- [Task goal] List each line of the data that holds the string "JSON".
-- START --
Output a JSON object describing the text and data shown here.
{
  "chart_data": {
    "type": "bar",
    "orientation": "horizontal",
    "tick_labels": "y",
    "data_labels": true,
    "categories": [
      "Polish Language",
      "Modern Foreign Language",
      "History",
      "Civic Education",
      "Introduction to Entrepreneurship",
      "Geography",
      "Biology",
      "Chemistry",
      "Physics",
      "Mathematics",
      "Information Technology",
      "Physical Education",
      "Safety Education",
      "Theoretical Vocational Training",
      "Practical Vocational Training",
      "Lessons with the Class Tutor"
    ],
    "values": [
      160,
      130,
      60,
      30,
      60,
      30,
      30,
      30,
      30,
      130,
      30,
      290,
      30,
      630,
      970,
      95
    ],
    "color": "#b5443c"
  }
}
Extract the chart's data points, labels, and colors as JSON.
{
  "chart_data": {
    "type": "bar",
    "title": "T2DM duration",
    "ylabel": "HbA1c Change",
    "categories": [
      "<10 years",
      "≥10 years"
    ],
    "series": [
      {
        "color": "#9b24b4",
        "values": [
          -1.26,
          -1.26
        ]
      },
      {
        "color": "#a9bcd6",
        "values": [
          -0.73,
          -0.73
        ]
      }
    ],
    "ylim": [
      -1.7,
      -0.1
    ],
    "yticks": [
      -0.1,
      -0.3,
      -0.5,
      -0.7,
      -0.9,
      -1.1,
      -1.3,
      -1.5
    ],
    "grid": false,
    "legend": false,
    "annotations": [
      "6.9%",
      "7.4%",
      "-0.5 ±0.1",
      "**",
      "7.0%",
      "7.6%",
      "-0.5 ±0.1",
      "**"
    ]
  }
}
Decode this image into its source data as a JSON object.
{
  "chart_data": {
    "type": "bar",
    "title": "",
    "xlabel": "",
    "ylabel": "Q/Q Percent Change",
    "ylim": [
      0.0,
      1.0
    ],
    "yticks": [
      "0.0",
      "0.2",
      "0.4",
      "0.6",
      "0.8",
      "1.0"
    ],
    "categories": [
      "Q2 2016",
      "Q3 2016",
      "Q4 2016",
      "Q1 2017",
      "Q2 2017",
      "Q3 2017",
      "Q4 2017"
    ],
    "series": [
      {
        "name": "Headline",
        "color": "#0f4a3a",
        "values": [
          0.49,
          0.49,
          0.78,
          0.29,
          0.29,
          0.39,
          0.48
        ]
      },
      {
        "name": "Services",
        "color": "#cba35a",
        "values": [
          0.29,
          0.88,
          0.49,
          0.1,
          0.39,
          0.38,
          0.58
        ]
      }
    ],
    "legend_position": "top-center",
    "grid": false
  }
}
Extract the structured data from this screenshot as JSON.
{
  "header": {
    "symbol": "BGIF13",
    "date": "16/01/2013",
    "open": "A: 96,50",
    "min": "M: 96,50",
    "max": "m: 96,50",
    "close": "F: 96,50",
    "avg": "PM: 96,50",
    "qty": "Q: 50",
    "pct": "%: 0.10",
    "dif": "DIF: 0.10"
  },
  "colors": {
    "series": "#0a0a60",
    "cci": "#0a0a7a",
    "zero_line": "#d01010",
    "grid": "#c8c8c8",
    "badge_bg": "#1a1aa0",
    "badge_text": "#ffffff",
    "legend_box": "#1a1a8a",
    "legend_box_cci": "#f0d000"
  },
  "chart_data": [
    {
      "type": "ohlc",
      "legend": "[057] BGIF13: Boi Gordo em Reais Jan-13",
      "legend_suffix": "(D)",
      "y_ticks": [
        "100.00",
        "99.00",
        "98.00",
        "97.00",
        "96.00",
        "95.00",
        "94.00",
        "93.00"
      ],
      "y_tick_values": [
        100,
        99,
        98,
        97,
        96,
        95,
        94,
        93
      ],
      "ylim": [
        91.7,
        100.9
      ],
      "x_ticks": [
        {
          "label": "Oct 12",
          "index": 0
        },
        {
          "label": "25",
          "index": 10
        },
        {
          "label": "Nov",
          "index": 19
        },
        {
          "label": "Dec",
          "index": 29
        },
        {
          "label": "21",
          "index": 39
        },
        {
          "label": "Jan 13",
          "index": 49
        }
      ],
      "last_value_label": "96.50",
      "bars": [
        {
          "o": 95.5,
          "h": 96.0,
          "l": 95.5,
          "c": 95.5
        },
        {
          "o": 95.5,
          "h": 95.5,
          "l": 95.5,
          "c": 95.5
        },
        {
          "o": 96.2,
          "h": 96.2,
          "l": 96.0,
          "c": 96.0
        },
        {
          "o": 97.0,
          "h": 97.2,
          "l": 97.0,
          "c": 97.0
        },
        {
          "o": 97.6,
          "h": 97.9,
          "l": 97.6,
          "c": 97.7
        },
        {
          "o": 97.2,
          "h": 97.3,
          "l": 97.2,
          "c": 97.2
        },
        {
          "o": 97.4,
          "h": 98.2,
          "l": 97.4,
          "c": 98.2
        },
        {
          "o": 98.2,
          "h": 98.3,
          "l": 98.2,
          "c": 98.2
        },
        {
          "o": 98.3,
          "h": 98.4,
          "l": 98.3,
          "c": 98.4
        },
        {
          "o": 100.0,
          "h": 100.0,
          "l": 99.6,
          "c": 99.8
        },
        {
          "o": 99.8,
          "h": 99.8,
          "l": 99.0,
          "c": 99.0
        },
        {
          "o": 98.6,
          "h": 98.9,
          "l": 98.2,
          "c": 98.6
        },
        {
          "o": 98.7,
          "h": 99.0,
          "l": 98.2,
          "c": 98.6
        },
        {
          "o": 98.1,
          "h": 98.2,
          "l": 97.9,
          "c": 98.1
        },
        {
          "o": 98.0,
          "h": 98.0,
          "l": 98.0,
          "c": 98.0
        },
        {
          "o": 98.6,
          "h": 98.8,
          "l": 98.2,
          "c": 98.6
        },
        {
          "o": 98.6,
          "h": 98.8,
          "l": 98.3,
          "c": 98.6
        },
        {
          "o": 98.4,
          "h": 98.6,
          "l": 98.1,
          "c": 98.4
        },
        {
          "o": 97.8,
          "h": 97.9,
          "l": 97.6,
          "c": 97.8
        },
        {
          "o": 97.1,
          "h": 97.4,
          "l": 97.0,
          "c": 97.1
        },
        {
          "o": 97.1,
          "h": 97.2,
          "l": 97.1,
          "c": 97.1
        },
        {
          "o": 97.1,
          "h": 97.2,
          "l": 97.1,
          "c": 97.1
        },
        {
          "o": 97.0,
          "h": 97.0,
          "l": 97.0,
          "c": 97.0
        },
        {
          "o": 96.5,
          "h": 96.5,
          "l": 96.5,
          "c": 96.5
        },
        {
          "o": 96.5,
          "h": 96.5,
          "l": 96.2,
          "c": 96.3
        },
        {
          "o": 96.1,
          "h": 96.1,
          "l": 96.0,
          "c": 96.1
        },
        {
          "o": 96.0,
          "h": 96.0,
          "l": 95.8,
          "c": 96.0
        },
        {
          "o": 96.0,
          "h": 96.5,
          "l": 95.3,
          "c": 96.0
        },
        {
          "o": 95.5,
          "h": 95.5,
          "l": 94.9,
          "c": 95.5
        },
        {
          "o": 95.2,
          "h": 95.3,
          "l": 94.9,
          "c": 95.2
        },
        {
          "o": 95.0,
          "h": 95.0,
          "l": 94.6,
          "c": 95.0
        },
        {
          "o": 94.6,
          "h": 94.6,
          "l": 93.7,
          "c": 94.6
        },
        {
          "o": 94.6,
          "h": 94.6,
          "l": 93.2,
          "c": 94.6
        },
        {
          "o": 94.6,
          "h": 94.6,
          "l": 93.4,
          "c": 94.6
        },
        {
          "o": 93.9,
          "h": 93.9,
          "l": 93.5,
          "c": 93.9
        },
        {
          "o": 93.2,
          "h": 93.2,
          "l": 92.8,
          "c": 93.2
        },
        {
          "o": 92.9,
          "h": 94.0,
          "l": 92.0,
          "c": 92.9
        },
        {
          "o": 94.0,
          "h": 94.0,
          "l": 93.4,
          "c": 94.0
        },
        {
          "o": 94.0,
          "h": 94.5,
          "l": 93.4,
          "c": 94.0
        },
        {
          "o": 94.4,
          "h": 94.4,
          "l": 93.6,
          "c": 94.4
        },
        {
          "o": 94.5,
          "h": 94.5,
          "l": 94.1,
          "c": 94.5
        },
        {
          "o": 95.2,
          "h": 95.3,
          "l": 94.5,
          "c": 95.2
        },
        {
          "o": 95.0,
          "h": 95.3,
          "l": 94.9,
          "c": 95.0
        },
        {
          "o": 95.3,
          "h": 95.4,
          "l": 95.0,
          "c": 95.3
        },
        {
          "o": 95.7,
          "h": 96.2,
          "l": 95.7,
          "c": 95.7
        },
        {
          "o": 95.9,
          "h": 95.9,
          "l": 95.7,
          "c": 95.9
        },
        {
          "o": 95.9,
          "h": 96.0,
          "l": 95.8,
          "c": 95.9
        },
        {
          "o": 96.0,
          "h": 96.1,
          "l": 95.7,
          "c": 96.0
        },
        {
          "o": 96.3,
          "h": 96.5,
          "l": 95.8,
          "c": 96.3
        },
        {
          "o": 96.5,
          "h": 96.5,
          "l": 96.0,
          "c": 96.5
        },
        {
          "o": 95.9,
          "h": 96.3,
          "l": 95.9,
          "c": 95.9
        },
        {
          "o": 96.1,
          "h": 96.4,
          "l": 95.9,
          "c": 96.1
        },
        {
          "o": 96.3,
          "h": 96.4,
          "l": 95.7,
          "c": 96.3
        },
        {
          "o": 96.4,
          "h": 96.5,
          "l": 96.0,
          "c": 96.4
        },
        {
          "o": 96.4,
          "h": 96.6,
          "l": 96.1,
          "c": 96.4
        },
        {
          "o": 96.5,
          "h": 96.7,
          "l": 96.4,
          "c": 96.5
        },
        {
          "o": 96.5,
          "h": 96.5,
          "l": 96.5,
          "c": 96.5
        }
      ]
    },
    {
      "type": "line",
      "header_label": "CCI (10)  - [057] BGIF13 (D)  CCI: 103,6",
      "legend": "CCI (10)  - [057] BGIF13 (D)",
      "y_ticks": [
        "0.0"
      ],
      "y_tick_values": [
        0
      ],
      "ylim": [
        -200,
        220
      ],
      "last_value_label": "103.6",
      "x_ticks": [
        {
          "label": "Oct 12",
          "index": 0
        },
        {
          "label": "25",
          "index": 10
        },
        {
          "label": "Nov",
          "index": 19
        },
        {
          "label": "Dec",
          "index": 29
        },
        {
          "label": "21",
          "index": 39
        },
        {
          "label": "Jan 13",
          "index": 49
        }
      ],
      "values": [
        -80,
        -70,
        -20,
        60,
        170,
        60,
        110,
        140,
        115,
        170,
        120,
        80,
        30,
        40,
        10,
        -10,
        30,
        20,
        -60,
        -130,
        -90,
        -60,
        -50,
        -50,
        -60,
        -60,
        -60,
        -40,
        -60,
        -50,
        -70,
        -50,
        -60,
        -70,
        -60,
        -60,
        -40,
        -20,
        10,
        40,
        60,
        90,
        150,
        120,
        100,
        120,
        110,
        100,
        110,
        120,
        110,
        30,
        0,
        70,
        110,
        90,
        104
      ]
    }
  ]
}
-- END --
- [Response to the task]
Output a JSON object describing the text and data shown here.
Extract the chart's data points, labels, and colors as JSON.
Decode this image into its source data as a JSON object.
Extract the structured data from this screenshot as JSON.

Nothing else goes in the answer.